[What the exercise asks]: Repeat all of the records verbatim.

[Provided entries]:
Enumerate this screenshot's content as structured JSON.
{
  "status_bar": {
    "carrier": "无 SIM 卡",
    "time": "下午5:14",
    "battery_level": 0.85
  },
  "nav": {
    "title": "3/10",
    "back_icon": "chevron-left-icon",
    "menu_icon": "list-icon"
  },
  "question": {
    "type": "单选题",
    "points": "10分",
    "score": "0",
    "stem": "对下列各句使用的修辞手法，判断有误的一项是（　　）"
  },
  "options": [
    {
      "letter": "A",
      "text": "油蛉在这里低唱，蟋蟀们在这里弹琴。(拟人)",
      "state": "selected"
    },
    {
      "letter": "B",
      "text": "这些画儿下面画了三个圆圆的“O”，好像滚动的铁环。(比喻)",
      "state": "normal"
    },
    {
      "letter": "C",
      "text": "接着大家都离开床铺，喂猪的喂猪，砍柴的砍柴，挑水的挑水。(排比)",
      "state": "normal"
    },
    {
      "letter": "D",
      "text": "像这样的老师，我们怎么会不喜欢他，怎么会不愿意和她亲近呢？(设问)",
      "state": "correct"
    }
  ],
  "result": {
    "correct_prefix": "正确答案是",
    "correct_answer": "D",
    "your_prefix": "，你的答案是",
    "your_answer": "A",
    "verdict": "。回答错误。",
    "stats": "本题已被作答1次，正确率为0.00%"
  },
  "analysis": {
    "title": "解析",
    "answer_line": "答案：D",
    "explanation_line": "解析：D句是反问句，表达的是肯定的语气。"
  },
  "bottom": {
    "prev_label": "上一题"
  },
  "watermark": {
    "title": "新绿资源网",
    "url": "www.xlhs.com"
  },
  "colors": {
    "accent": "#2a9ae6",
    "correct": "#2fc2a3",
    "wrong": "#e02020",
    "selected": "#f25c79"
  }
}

[Expected answer]:
Enumerate this screenshot's content as structured JSON.
{
  "status_bar": {
    "carrier": "无 SIM 卡",
    "time": "下午5:14",
    "battery_level": 0.85
  },
  "nav": {
    "title": "3/10",
    "back_icon": "chevron-left-icon",
    "menu_icon": "list-icon"
  },
  "question": {
    "type": "单选题",
    "points": "10分",
    "score": "0",
    "stem": "对下列各句使用的修辞手法，判断有误的一项是（　　）"
  },
  "options": [
    {
      "letter": "A",
      "text": "油蛉在这里低唱，蟋蟀们在这里弹琴。(拟人)",
      "state": "selected"
    },
    {
      "letter": "B",
      "text": "这些画儿下面画了三个圆圆的“O”，好像滚动的铁环。(比喻)",
      "state": "normal"
    },
    {
      "letter": "C",
      "text": "接着大家都离开床铺，喂猪的喂猪，砍柴的砍柴，挑水的挑水。(排比)",
      "state": "normal"
    },
    {
      "letter": "D",
      "text": "像这样的老师，我们怎么会不喜欢他，怎么会不愿意和她亲近呢？(设问)",
      "state": "correct"
    }
  ],
  "result": {
    "correct_prefix": "正确答案是",
    "correct_answer": "D",
    "your_prefix": "，你的答案是",
    "your_answer": "A",
    "verdict": "。回答错误。",
    "stats": "本题已被作答1次，正确率为0.00%"
  },
  "analysis": {
    "title": "解析",
    "answer_line": "答案：D",
    "explanation_line": "解析：D句是反问句，表达的是肯定的语气。"
  },
  "bottom": {
    "prev_label": "上一题"
  },
  "watermark": {
    "title": "新绿资源网",
    "url": "www.xlhs.com"
  },
  "colors": {
    "accent": "#2a9ae6",
    "correct": "#2fc2a3",
    "wrong": "#e02020",
    "selected": "#f25c79"
  }
}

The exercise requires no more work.